STATED EXERCISE A
Convert everything in the rows, from the start of the rows down to the line that contains "row-label: Медикаменти та", into a numbered list, with both ends included and blank lines left out.

PROVIDED PASSAGE
◆ ◆ ◆ ◆

I have an offer of a EF 100-300mm f/5.6 AF D at £55 so a couple of questions. Is it compatible with my EOS 1100D? Is it worth £55? EDIT: Think I have answered my first question. Any Canon EOS camera with both a red dot and a white square on the lens mount can take both EF lenses and EF-S lenses
It will work just fine with your camera, like you say it's EF and EF-S compatable. As for price, that's about right for second hand, £200 ish new. Good round up of the lens here http://kenrockwell.com/canon/lenses/100-300mm.htm
Personally I'd not bother with a lens that zooms to 300mm that doesn't have some form of image stabilisation (which that one doesn't) as you'll have to hold it ridiculously still for it to be usable. Just my 2p
Not 2p's worth George I was unaware of that being a real noobig as far as DSLR and lenses are concerned. So I will give it a miss. Thanks.
It all depends on what you are shooting and in what light - 300 mm with no stabilisation is not an issue in good light, nor if you use a tripod. Image stabilisation will gain you an f-stop, where as on 300 mm anything faster than 1/250 should be ok for handheld, 1/500 and faster will be sharp.

◆ ◆ ◆ ◆

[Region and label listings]
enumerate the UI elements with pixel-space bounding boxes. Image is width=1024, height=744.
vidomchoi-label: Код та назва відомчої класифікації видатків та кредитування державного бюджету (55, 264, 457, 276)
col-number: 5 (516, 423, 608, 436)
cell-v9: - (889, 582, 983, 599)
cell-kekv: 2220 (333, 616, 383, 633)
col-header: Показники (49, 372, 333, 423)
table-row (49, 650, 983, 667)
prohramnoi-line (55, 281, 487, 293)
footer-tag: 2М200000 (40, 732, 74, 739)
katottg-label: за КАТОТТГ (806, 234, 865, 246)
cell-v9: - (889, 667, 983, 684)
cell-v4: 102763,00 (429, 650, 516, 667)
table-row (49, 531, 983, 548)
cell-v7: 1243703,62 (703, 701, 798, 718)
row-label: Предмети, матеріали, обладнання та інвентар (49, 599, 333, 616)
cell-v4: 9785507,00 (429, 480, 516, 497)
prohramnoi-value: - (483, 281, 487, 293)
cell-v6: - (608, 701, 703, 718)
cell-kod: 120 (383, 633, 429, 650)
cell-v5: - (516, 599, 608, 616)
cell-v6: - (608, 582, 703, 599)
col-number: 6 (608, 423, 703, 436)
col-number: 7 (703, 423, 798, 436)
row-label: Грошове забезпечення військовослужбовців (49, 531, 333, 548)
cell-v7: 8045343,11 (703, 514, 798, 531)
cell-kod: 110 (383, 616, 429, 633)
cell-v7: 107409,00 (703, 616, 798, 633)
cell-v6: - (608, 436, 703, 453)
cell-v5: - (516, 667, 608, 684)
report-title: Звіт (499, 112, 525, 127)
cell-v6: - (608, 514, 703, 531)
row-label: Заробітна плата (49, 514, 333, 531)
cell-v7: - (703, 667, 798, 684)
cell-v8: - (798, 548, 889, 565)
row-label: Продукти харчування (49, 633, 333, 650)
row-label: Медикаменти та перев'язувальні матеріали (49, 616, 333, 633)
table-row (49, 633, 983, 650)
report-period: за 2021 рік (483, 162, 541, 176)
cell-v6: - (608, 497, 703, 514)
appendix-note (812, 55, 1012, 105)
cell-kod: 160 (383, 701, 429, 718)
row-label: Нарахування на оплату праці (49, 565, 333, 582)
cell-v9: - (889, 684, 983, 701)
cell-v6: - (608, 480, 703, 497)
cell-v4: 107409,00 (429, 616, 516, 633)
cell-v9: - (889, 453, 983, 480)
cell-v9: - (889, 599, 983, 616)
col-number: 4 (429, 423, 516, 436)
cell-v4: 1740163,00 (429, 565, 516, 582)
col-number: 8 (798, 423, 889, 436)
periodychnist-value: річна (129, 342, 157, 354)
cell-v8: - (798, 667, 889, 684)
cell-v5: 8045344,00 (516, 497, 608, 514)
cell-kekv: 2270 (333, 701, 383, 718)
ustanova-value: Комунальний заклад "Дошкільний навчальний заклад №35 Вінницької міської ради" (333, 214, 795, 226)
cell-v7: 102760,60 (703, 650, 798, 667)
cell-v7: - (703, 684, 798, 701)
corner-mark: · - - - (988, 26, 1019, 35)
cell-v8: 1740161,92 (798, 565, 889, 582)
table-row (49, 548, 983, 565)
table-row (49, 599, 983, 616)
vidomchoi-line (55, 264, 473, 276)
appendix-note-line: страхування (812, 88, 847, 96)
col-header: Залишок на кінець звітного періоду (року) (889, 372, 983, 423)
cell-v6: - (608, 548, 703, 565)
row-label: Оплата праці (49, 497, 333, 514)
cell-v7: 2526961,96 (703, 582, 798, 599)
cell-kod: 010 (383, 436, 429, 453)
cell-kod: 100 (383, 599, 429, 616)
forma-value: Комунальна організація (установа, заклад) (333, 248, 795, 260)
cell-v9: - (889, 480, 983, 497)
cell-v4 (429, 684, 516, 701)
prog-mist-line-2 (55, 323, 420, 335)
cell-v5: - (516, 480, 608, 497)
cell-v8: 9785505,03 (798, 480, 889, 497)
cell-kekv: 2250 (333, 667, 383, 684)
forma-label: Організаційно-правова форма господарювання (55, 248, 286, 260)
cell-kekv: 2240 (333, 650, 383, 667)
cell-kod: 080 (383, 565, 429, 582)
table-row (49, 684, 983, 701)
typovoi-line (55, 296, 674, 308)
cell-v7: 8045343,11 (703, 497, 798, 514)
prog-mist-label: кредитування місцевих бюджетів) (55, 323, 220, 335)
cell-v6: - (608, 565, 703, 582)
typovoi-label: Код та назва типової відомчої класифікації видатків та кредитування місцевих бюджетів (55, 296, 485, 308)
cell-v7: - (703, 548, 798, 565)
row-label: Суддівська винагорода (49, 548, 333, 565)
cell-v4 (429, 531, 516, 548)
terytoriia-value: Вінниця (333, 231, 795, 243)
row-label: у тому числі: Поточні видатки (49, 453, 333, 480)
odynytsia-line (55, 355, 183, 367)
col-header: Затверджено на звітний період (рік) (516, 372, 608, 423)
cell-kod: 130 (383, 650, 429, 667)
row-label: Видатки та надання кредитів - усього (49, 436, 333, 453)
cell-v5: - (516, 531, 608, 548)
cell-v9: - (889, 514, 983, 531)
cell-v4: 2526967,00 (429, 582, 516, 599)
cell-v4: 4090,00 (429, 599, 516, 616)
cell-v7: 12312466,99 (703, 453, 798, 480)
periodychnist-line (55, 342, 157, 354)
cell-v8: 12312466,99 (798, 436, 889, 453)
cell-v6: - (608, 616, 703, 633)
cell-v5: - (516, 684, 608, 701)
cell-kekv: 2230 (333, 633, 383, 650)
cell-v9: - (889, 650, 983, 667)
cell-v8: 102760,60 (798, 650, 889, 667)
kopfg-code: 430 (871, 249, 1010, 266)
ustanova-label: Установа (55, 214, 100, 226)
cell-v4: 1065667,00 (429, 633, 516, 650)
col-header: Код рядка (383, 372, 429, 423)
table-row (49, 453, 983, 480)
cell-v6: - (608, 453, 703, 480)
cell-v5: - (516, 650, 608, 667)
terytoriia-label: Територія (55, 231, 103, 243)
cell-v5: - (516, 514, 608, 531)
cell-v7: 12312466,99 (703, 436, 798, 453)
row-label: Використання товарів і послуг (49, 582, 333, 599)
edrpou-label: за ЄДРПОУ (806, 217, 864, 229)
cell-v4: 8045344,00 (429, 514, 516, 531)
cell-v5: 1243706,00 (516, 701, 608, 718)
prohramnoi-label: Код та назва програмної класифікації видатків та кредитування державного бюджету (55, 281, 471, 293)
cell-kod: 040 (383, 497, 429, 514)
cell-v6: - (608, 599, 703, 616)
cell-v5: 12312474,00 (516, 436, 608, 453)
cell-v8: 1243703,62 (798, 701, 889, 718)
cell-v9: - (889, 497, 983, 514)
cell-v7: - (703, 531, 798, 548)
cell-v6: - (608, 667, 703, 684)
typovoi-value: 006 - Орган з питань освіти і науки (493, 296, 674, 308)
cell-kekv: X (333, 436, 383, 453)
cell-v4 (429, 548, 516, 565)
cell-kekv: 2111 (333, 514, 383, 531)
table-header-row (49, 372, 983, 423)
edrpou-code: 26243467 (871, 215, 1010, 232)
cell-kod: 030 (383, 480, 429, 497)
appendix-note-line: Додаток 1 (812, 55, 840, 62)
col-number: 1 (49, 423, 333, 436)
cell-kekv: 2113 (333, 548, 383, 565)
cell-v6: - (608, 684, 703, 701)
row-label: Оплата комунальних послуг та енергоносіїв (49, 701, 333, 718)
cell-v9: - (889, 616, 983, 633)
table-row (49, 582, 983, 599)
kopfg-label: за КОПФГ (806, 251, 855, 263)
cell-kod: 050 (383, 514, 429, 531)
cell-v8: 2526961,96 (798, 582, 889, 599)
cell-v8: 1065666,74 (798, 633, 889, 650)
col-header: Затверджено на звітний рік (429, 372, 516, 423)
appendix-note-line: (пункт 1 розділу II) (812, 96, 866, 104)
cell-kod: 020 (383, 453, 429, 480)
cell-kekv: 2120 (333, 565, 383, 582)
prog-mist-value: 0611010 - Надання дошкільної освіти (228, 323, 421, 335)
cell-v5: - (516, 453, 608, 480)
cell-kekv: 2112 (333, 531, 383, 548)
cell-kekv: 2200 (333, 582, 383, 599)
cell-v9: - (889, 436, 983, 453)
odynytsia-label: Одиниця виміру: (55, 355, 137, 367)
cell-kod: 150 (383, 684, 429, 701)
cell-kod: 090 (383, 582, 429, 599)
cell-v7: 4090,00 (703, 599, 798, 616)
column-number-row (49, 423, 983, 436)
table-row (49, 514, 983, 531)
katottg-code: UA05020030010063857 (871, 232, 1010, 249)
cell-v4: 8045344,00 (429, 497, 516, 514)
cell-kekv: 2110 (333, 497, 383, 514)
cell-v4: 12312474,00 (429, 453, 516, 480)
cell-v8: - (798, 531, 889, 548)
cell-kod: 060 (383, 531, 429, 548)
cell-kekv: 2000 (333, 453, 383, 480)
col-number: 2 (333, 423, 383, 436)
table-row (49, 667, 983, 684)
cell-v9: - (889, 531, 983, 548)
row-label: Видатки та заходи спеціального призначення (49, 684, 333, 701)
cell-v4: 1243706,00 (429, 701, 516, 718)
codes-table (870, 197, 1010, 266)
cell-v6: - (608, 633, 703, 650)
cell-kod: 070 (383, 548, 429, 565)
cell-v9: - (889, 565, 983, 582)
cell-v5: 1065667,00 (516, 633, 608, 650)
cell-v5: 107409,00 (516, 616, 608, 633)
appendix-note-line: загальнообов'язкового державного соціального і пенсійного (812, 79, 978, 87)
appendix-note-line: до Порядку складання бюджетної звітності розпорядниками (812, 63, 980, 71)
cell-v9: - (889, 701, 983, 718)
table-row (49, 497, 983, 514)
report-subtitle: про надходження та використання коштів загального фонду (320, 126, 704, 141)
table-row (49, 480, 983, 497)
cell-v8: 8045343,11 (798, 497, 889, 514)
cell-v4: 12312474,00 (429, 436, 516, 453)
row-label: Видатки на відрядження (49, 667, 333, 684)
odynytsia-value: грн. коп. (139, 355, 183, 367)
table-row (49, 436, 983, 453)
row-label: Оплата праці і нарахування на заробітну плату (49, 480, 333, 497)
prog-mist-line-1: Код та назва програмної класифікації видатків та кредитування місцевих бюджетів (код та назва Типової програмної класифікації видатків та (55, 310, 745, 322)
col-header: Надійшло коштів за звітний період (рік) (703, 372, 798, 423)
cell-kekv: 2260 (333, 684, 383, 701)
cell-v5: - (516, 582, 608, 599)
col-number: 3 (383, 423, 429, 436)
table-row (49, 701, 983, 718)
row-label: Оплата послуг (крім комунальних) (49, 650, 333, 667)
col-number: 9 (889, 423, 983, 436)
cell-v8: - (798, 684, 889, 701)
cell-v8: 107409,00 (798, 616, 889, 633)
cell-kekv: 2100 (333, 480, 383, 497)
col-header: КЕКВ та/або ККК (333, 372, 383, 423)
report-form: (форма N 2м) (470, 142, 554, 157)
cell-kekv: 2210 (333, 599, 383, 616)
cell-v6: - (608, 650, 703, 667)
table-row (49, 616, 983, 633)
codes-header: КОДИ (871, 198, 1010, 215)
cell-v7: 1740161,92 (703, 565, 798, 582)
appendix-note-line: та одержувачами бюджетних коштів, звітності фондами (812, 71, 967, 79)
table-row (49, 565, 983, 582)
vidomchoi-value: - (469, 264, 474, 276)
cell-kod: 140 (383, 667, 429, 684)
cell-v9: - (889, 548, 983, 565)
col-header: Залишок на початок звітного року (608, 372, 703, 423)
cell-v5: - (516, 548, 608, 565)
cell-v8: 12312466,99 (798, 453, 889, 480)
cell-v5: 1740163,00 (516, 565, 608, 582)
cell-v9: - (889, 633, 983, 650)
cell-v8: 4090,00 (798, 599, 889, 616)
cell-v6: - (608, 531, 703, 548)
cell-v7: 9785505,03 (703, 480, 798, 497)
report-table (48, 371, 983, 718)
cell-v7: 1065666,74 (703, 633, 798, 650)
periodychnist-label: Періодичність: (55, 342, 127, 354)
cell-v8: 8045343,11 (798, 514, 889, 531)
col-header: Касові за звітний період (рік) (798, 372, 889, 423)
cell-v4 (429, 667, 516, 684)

◆ ◆ ◆ ◆

STATED EXERCISE B
List each distinct sum of money mentioned in the lens discussion above, giving each one once.

FINAL ANSWER A
1. enumerate the UI elements with pixel-space bounding boxes. Image is width=1024, height=744.
2. vidomchoi-label: Код та назва відомчої класифікації видатків та кредитування державного бюджету (55, 264, 457, 276)
3. col-number: 5 (516, 423, 608, 436)
4. cell-v9: - (889, 582, 983, 599)
5. cell-kekv: 2220 (333, 616, 383, 633)
6. col-header: Показники (49, 372, 333, 423)
7. table-row (49, 650, 983, 667)
8. prohramnoi-line (55, 281, 487, 293)
9. footer-tag: 2М200000 (40, 732, 74, 739)
10. katottg-label: за КАТОТТГ (806, 234, 865, 246)
11. cell-v9: - (889, 667, 983, 684)
12. cell-v4: 102763,00 (429, 650, 516, 667)
13. table-row (49, 531, 983, 548)
14. cell-v7: 1243703,62 (703, 701, 798, 718)
15. row-label: Предмети, матеріали, обладнання та інвентар (49, 599, 333, 616)
16. cell-v4: 9785507,00 (429, 480, 516, 497)
17. prohramnoi-value: - (483, 281, 487, 293)
18. cell-v6: - (608, 701, 703, 718)
19. cell-kod: 120 (383, 633, 429, 650)
20. cell-v5: - (516, 599, 608, 616)
21. cell-v6: - (608, 582, 703, 599)
22. col-number: 6 (608, 423, 703, 436)
23. col-number: 7 (703, 423, 798, 436)
24. row-label: Грошове забезпечення військовослужбовців (49, 531, 333, 548)
25. cell-v7: 8045343,11 (703, 514, 798, 531)
26. cell-kod: 110 (383, 616, 429, 633)
27. cell-v7: 107409,00 (703, 616, 798, 633)
28. cell-v6: - (608, 436, 703, 453)
29. cell-v5: - (516, 667, 608, 684)
30. report-title: Звіт (499, 112, 525, 127)
31. cell-v6: - (608, 514, 703, 531)
32. row-label: Заробітна плата (49, 514, 333, 531)
33. cell-v7: - (703, 667, 798, 684)
34. cell-v8: - (798, 548, 889, 565)
35. row-label: Продукти харчування (49, 633, 333, 650)
36. row-label: Медикаменти та перев'язувальні матеріали (49, 616, 333, 633)

FINAL ANSWER B
- £55
- £200
- 2p